Retype all the records with nothing changed.

-- start Raw records --

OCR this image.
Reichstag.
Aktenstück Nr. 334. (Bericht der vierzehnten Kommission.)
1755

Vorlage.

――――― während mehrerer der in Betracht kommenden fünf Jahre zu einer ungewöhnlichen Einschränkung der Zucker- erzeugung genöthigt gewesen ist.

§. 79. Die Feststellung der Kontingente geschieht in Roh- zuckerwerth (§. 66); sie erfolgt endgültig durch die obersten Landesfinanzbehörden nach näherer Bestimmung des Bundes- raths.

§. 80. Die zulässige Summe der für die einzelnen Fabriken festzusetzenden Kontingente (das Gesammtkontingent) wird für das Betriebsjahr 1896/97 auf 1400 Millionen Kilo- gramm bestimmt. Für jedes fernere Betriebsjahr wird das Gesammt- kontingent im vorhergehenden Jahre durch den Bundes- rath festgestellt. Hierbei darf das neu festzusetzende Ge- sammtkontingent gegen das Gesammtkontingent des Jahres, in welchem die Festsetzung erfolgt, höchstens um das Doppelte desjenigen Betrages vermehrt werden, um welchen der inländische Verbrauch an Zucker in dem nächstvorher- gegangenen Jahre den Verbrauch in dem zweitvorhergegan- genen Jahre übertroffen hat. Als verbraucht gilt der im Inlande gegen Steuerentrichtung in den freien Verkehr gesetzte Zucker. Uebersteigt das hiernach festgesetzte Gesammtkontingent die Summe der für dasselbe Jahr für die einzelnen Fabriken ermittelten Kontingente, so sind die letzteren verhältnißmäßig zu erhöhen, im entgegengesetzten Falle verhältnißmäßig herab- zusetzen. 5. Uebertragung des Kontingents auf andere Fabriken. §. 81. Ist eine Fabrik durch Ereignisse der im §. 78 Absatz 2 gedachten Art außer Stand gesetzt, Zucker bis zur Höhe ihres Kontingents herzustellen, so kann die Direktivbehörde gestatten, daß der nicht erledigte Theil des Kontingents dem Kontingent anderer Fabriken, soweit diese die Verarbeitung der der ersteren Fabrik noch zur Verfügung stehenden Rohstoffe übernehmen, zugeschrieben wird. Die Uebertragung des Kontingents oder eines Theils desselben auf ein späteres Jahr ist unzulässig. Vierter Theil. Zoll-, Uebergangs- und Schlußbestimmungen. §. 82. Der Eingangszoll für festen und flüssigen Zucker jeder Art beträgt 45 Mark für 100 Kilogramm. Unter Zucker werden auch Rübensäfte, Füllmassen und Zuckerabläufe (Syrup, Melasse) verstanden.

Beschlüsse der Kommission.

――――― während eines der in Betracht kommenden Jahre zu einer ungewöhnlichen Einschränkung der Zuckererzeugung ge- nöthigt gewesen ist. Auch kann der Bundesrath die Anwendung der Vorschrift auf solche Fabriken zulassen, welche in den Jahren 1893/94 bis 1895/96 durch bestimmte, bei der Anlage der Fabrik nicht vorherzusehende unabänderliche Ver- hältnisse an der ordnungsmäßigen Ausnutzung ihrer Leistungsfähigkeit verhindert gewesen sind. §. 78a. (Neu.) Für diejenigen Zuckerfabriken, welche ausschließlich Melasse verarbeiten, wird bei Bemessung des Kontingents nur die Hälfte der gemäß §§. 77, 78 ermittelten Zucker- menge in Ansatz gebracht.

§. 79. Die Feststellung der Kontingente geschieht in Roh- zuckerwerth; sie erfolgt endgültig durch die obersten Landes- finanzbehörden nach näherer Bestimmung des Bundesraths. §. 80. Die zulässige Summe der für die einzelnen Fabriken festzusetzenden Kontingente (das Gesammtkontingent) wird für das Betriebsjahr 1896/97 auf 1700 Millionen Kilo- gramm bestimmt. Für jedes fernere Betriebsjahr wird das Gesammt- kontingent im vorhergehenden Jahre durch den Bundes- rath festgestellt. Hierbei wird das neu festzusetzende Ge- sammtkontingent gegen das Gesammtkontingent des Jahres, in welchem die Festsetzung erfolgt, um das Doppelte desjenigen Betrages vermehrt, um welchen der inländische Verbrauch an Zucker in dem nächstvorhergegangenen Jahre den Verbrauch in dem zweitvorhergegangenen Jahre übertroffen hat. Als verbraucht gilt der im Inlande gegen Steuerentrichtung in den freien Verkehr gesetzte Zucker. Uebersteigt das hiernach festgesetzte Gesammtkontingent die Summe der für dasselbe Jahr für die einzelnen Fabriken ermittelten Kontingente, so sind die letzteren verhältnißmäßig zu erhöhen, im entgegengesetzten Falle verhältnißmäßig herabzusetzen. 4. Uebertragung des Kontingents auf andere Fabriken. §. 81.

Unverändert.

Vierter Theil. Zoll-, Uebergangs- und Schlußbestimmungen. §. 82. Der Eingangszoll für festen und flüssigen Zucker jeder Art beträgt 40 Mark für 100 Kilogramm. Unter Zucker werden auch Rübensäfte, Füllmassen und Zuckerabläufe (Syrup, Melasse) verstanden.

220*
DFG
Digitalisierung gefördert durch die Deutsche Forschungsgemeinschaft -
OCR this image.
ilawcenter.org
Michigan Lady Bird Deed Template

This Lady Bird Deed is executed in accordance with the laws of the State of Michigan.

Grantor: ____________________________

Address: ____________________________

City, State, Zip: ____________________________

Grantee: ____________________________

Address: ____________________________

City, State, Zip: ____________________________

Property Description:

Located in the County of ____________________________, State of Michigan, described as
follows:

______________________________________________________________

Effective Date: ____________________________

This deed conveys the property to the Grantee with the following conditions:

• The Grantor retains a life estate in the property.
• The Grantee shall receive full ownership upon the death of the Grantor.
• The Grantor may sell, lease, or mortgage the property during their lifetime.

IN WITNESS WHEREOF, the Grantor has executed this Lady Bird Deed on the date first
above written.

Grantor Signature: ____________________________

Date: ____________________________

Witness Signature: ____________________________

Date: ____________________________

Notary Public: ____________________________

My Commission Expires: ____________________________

-- end Raw records --

Answer to the problem:
OCR this image.
Reichstag.
Aktenstück Nr. 334. (Bericht der vierzehnten Kommission.)
1755

Vorlage.

――――― während mehrerer der in Betracht kommenden fünf Jahre zu einer ungewöhnlichen Einschränkung der Zucker- erzeugung genöthigt gewesen ist.

§. 79. Die Feststellung der Kontingente geschieht in Roh- zuckerwerth (§. 66); sie erfolgt endgültig durch die obersten Landesfinanzbehörden nach näherer Bestimmung des Bundes- raths.

§. 80. Die zulässige Summe der für die einzelnen Fabriken festzusetzenden Kontingente (das Gesammtkontingent) wird für das Betriebsjahr 1896/97 auf 1400 Millionen Kilo- gramm bestimmt. Für jedes fernere Betriebsjahr wird das Gesammt- kontingent im vorhergehenden Jahre durch den Bundes- rath festgestellt. Hierbei darf das neu festzusetzende Ge- sammtkontingent gegen das Gesammtkontingent des Jahres, in welchem die Festsetzung erfolgt, höchstens um das Doppelte desjenigen Betrages vermehrt werden, um welchen der inländische Verbrauch an Zucker in dem nächstvorher- gegangenen Jahre den Verbrauch in dem zweitvorhergegan- genen Jahre übertroffen hat. Als verbraucht gilt der im Inlande gegen Steuerentrichtung in den freien Verkehr gesetzte Zucker. Uebersteigt das hiernach festgesetzte Gesammtkontingent die Summe der für dasselbe Jahr für die einzelnen Fabriken ermittelten Kontingente, so sind die letzteren verhältnißmäßig zu erhöhen, im entgegengesetzten Falle verhältnißmäßig herab- zusetzen. 5. Uebertragung des Kontingents auf andere Fabriken. §. 81. Ist eine Fabrik durch Ereignisse der im §. 78 Absatz 2 gedachten Art außer Stand gesetzt, Zucker bis zur Höhe ihres Kontingents herzustellen, so kann die Direktivbehörde gestatten, daß der nicht erledigte Theil des Kontingents dem Kontingent anderer Fabriken, soweit diese die Verarbeitung der der ersteren Fabrik noch zur Verfügung stehenden Rohstoffe übernehmen, zugeschrieben wird. Die Uebertragung des Kontingents oder eines Theils desselben auf ein späteres Jahr ist unzulässig. Vierter Theil. Zoll-, Uebergangs- und Schlußbestimmungen. §. 82. Der Eingangszoll für festen und flüssigen Zucker jeder Art beträgt 45 Mark für 100 Kilogramm. Unter Zucker werden auch Rübensäfte, Füllmassen und Zuckerabläufe (Syrup, Melasse) verstanden.

Beschlüsse der Kommission.

――――― während eines der in Betracht kommenden Jahre zu einer ungewöhnlichen Einschränkung der Zuckererzeugung ge- nöthigt gewesen ist. Auch kann der Bundesrath die Anwendung der Vorschrift auf solche Fabriken zulassen, welche in den Jahren 1893/94 bis 1895/96 durch bestimmte, bei der Anlage der Fabrik nicht vorherzusehende unabänderliche Ver- hältnisse an der ordnungsmäßigen Ausnutzung ihrer Leistungsfähigkeit verhindert gewesen sind. §. 78a. (Neu.) Für diejenigen Zuckerfabriken, welche ausschließlich Melasse verarbeiten, wird bei Bemessung des Kontingents nur die Hälfte der gemäß §§. 77, 78 ermittelten Zucker- menge in Ansatz gebracht.

§. 79. Die Feststellung der Kontingente geschieht in Roh- zuckerwerth; sie erfolgt endgültig durch die obersten Landes- finanzbehörden nach näherer Bestimmung des Bundesraths. §. 80. Die zulässige Summe der für die einzelnen Fabriken festzusetzenden Kontingente (das Gesammtkontingent) wird für das Betriebsjahr 1896/97 auf 1700 Millionen Kilo- gramm bestimmt. Für jedes fernere Betriebsjahr wird das Gesammt- kontingent im vorhergehenden Jahre durch den Bundes- rath festgestellt. Hierbei wird das neu festzusetzende Ge- sammtkontingent gegen das Gesammtkontingent des Jahres, in welchem die Festsetzung erfolgt, um das Doppelte desjenigen Betrages vermehrt, um welchen der inländische Verbrauch an Zucker in dem nächstvorhergegangenen Jahre den Verbrauch in dem zweitvorhergegangenen Jahre übertroffen hat. Als verbraucht gilt der im Inlande gegen Steuerentrichtung in den freien Verkehr gesetzte Zucker. Uebersteigt das hiernach festgesetzte Gesammtkontingent die Summe der für dasselbe Jahr für die einzelnen Fabriken ermittelten Kontingente, so sind die letzteren verhältnißmäßig zu erhöhen, im entgegengesetzten Falle verhältnißmäßig herabzusetzen. 4. Uebertragung des Kontingents auf andere Fabriken. §. 81.

Unverändert.

Vierter Theil. Zoll-, Uebergangs- und Schlußbestimmungen. §. 82. Der Eingangszoll für festen und flüssigen Zucker jeder Art beträgt 40 Mark für 100 Kilogramm. Unter Zucker werden auch Rübensäfte, Füllmassen und Zuckerabläufe (Syrup, Melasse) verstanden.

220*
DFG
Digitalisierung gefördert durch die Deutsche Forschungsgemeinschaft -
OCR this image.
ilawcenter.org
Michigan Lady Bird Deed Template

This Lady Bird Deed is executed in accordance with the laws of the State of Michigan.

Grantor: ____________________________

Address: ____________________________

City, State, Zip: ____________________________

Grantee: ____________________________

Address: ____________________________

City, State, Zip: ____________________________

Property Description:

Located in the County of ____________________________, State of Michigan, described as
follows:

______________________________________________________________

Effective Date: ____________________________

This deed conveys the property to the Grantee with the following conditions:

• The Grantor retains a life estate in the property.
• The Grantee shall receive full ownership upon the death of the Grantor.
• The Grantor may sell, lease, or mortgage the property during their lifetime.

IN WITNESS WHEREOF, the Grantor has executed this Lady Bird Deed on the date first
above written.

Grantor Signature: ____________________________

Date: ____________________________

Witness Signature: ____________________________

Date: ____________________________

Notary Public: ____________________________

My Commission Expires: ____________________________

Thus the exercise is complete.